==== RECORDED DATA

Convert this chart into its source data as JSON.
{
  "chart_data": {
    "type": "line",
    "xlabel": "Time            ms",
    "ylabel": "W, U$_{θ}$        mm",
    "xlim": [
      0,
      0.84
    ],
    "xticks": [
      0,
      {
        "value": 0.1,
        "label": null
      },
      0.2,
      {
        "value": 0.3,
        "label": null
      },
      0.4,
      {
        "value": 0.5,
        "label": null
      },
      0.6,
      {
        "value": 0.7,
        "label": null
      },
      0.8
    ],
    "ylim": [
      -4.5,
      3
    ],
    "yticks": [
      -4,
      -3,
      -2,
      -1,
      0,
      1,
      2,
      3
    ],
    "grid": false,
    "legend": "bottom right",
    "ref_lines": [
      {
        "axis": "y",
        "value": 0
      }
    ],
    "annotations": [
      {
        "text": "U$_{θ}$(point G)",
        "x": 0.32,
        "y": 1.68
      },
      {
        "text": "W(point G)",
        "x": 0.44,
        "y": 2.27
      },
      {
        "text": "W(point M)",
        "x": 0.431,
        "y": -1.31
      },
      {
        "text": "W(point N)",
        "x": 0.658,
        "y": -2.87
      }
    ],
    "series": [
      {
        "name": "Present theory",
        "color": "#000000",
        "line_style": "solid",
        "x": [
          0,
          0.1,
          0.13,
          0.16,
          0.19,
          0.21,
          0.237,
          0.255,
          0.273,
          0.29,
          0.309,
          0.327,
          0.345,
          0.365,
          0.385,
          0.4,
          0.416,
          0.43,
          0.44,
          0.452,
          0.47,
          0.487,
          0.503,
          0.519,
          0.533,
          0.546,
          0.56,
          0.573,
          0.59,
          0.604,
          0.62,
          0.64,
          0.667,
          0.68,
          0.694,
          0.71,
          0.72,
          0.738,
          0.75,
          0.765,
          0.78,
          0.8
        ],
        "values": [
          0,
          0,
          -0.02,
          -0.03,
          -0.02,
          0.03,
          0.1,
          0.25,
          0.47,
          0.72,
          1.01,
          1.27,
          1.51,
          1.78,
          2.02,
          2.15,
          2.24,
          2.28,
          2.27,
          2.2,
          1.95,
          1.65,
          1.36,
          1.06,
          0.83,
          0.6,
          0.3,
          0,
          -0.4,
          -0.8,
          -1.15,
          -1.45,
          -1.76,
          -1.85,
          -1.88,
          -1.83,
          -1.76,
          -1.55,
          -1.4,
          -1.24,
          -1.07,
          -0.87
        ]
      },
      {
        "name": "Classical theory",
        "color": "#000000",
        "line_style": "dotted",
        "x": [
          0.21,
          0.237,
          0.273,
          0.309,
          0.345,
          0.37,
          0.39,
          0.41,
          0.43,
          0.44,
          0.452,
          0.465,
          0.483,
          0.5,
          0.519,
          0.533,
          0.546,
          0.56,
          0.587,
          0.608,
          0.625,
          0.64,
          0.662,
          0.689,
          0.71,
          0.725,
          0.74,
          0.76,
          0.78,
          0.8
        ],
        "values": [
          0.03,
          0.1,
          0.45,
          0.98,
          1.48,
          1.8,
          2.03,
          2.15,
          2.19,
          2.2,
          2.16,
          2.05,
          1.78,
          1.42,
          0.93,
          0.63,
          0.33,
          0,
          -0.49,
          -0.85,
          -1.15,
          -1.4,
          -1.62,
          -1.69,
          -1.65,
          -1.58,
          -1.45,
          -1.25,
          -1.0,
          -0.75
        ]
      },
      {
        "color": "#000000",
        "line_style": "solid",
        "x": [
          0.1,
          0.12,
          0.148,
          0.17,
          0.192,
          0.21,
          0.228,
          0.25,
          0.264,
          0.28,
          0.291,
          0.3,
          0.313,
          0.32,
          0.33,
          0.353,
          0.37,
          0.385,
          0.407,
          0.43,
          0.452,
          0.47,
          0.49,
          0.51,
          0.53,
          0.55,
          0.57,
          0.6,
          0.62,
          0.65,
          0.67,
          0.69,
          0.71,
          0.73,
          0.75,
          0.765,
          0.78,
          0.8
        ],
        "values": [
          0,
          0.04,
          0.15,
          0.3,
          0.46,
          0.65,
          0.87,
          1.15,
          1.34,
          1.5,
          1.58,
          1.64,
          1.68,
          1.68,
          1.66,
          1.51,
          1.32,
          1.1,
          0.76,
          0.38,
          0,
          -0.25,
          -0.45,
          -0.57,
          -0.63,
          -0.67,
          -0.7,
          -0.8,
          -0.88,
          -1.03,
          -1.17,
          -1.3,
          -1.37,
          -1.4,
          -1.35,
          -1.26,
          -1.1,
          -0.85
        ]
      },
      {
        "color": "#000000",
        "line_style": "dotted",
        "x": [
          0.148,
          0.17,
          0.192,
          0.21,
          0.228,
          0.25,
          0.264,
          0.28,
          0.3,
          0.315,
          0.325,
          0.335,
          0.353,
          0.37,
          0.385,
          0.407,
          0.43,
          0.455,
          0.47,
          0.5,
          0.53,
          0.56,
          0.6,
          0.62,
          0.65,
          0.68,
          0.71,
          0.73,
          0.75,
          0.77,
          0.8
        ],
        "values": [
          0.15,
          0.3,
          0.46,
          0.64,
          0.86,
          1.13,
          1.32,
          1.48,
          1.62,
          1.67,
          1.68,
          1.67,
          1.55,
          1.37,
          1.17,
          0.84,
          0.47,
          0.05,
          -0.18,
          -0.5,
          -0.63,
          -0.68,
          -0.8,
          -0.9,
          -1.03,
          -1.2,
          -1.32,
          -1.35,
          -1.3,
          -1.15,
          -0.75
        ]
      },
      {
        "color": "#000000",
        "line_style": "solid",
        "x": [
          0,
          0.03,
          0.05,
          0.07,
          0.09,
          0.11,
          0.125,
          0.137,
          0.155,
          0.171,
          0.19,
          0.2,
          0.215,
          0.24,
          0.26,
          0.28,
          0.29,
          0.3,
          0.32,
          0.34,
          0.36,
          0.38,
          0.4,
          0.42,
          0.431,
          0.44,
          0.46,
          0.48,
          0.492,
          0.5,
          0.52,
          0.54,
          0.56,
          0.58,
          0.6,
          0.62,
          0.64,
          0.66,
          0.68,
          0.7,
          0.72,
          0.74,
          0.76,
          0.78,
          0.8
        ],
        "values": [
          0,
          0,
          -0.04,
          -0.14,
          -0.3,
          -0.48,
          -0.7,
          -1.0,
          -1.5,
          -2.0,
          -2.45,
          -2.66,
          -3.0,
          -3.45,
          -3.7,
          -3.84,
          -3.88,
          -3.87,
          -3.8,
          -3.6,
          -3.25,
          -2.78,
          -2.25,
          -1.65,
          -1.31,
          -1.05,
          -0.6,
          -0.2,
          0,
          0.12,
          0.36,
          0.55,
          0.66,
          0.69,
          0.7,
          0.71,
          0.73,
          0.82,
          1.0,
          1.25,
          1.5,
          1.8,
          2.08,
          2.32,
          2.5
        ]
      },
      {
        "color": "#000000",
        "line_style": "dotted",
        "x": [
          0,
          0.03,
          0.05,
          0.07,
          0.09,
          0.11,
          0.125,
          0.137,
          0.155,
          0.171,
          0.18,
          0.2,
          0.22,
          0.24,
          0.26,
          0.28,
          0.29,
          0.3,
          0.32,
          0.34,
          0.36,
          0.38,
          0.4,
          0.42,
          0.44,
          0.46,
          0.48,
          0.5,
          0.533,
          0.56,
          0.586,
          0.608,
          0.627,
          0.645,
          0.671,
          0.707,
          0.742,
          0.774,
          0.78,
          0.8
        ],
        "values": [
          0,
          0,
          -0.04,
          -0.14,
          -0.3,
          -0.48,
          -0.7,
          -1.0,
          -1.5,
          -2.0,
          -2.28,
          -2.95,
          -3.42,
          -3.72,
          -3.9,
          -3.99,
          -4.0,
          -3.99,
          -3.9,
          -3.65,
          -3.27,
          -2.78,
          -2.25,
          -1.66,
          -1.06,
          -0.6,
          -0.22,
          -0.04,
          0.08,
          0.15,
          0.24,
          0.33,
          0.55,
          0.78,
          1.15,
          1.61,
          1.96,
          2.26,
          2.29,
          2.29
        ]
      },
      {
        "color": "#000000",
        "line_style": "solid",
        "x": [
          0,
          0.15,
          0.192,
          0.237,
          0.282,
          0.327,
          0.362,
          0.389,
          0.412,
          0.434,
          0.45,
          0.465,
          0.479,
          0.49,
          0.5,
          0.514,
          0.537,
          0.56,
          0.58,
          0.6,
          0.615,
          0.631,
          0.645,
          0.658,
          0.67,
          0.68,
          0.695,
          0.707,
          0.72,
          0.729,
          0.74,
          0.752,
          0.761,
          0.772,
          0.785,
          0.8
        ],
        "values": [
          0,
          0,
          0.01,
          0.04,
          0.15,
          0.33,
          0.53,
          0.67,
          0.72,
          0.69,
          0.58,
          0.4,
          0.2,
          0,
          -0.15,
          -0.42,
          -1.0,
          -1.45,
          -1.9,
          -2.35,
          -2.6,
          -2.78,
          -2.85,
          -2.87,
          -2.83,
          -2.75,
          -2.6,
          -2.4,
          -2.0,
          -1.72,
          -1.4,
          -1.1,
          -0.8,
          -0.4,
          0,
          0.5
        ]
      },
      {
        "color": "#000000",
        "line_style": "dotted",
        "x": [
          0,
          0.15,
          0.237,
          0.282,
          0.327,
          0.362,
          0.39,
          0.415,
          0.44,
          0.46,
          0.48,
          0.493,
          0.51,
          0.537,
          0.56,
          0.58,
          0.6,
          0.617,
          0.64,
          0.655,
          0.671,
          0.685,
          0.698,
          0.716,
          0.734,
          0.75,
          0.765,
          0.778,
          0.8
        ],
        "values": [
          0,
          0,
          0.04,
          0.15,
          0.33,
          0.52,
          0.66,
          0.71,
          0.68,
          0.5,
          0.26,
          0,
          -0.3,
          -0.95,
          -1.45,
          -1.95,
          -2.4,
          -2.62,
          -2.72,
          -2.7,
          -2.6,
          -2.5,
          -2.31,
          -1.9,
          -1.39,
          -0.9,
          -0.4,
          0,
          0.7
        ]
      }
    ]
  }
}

========

— INSTRUCTIONS FOR THE TASK —
Look through the entries above. Extract each line with the word "point".

— RESPONSE TO THIS TASK —
        "text": "U$_{θ}$(point G)",
        "text": "W(point G)",
        "text": "W(point M)",
        "text": "W(point N)",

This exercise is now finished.